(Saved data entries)
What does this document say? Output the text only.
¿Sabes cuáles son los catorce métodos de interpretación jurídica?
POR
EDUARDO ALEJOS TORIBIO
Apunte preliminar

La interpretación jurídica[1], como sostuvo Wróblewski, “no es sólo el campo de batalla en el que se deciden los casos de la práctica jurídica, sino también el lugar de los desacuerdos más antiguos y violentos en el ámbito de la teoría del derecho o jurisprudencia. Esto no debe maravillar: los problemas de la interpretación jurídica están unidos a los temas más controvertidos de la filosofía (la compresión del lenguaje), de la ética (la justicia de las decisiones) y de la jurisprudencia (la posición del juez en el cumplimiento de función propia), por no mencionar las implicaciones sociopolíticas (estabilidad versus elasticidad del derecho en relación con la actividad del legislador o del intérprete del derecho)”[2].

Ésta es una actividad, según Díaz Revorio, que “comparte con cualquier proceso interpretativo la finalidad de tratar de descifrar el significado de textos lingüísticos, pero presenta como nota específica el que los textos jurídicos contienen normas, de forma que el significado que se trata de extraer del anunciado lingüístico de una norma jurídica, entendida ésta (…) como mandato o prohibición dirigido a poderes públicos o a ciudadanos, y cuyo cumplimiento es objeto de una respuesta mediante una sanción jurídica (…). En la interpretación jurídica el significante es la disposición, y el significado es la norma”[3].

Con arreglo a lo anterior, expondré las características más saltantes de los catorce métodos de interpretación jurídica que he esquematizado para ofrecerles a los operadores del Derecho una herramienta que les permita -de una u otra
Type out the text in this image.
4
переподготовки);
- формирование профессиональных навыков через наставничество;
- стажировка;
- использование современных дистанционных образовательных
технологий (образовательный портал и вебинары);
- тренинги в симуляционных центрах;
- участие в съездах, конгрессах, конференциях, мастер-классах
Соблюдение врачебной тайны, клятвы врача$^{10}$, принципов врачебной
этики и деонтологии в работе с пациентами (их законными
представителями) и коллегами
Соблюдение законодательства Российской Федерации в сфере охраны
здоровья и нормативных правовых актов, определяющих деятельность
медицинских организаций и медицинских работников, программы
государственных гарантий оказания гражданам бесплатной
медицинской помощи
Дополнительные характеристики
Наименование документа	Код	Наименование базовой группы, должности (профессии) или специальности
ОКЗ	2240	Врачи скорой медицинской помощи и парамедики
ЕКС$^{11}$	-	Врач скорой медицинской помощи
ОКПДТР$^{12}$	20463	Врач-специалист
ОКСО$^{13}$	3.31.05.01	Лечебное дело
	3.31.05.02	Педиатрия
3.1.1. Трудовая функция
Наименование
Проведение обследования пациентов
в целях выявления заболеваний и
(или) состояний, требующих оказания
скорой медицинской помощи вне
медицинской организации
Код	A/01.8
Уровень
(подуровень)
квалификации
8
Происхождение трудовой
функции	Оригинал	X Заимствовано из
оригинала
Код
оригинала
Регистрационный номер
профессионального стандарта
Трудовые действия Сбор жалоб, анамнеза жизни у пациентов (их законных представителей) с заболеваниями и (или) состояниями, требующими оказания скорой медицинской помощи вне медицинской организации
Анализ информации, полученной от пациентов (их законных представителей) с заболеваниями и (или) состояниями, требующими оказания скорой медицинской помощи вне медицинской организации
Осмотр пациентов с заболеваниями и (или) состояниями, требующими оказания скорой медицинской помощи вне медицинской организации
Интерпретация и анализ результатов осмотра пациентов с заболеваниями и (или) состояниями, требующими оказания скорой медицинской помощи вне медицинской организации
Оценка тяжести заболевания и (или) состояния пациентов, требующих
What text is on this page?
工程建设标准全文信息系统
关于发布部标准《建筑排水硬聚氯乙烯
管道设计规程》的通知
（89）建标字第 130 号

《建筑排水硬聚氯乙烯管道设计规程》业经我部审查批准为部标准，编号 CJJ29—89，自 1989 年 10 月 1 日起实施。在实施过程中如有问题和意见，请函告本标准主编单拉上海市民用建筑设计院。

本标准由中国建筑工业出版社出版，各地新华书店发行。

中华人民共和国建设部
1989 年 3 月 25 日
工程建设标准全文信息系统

Objective: Print the listing above in its entirety, with every line exact.

Task answer:
What does this document say? Output the text only.
¿Sabes cuáles son los catorce métodos de interpretación jurídica?
POR
EDUARDO ALEJOS TORIBIO
Apunte preliminar

La interpretación jurídica[1], como sostuvo Wróblewski, “no es sólo el campo de batalla en el que se deciden los casos de la práctica jurídica, sino también el lugar de los desacuerdos más antiguos y violentos en el ámbito de la teoría del derecho o jurisprudencia. Esto no debe maravillar: los problemas de la interpretación jurídica están unidos a los temas más controvertidos de la filosofía (la compresión del lenguaje), de la ética (la justicia de las decisiones) y de la jurisprudencia (la posición del juez en el cumplimiento de función propia), por no mencionar las implicaciones sociopolíticas (estabilidad versus elasticidad del derecho en relación con la actividad del legislador o del intérprete del derecho)”[2].

Ésta es una actividad, según Díaz Revorio, que “comparte con cualquier proceso interpretativo la finalidad de tratar de descifrar el significado de textos lingüísticos, pero presenta como nota específica el que los textos jurídicos contienen normas, de forma que el significado que se trata de extraer del anunciado lingüístico de una norma jurídica, entendida ésta (…) como mandato o prohibición dirigido a poderes públicos o a ciudadanos, y cuyo cumplimiento es objeto de una respuesta mediante una sanción jurídica (…). En la interpretación jurídica el significante es la disposición, y el significado es la norma”[3].

Con arreglo a lo anterior, expondré las características más saltantes de los catorce métodos de interpretación jurídica que he esquematizado para ofrecerles a los operadores del Derecho una herramienta que les permita -de una u otra
Type out the text in this image.
4
переподготовки);
- формирование профессиональных навыков через наставничество;
- стажировка;
- использование современных дистанционных образовательных
технологий (образовательный портал и вебинары);
- тренинги в симуляционных центрах;
- участие в съездах, конгрессах, конференциях, мастер-классах
Соблюдение врачебной тайны, клятвы врача$^{10}$, принципов врачебной
этики и деонтологии в работе с пациентами (их законными
представителями) и коллегами
Соблюдение законодательства Российской Федерации в сфере охраны
здоровья и нормативных правовых актов, определяющих деятельность
медицинских организаций и медицинских работников, программы
государственных гарантий оказания гражданам бесплатной
медицинской помощи
Дополнительные характеристики
Наименование документа	Код	Наименование базовой группы, должности (профессии) или специальности
ОКЗ	2240	Врачи скорой медицинской помощи и парамедики
ЕКС$^{11}$	-	Врач скорой медицинской помощи
ОКПДТР$^{12}$	20463	Врач-специалист
ОКСО$^{13}$	3.31.05.01	Лечебное дело
	3.31.05.02	Педиатрия
3.1.1. Трудовая функция
Наименование
Проведение обследования пациентов
в целях выявления заболеваний и
(или) состояний, требующих оказания
скорой медицинской помощи вне
медицинской организации
Код	A/01.8
Уровень
(подуровень)
квалификации
8
Происхождение трудовой
функции	Оригинал	X Заимствовано из
оригинала
Код
оригинала
Регистрационный номер
профессионального стандарта
Трудовые действия Сбор жалоб, анамнеза жизни у пациентов (их законных представителей) с заболеваниями и (или) состояниями, требующими оказания скорой медицинской помощи вне медицинской организации
Анализ информации, полученной от пациентов (их законных представителей) с заболеваниями и (или) состояниями, требующими оказания скорой медицинской помощи вне медицинской организации
Осмотр пациентов с заболеваниями и (или) состояниями, требующими оказания скорой медицинской помощи вне медицинской организации
Интерпретация и анализ результатов осмотра пациентов с заболеваниями и (или) состояниями, требующими оказания скорой медицинской помощи вне медицинской организации
Оценка тяжести заболевания и (или) состояния пациентов, требующих
What text is on this page?
工程建设标准全文信息系统
关于发布部标准《建筑排水硬聚氯乙烯
管道设计规程》的通知
（89）建标字第 130 号

《建筑排水硬聚氯乙烯管道设计规程》业经我部审查批准为部标准，编号 CJJ29—89，自 1989 年 10 月 1 日起实施。在实施过程中如有问题和意见，请函告本标准主编单拉上海市民用建筑设计院。

本标准由中国建筑工业出版社出版，各地新华书店发行。

中华人民共和国建设部
1989 年 3 月 25 日
工程建设标准全文信息系统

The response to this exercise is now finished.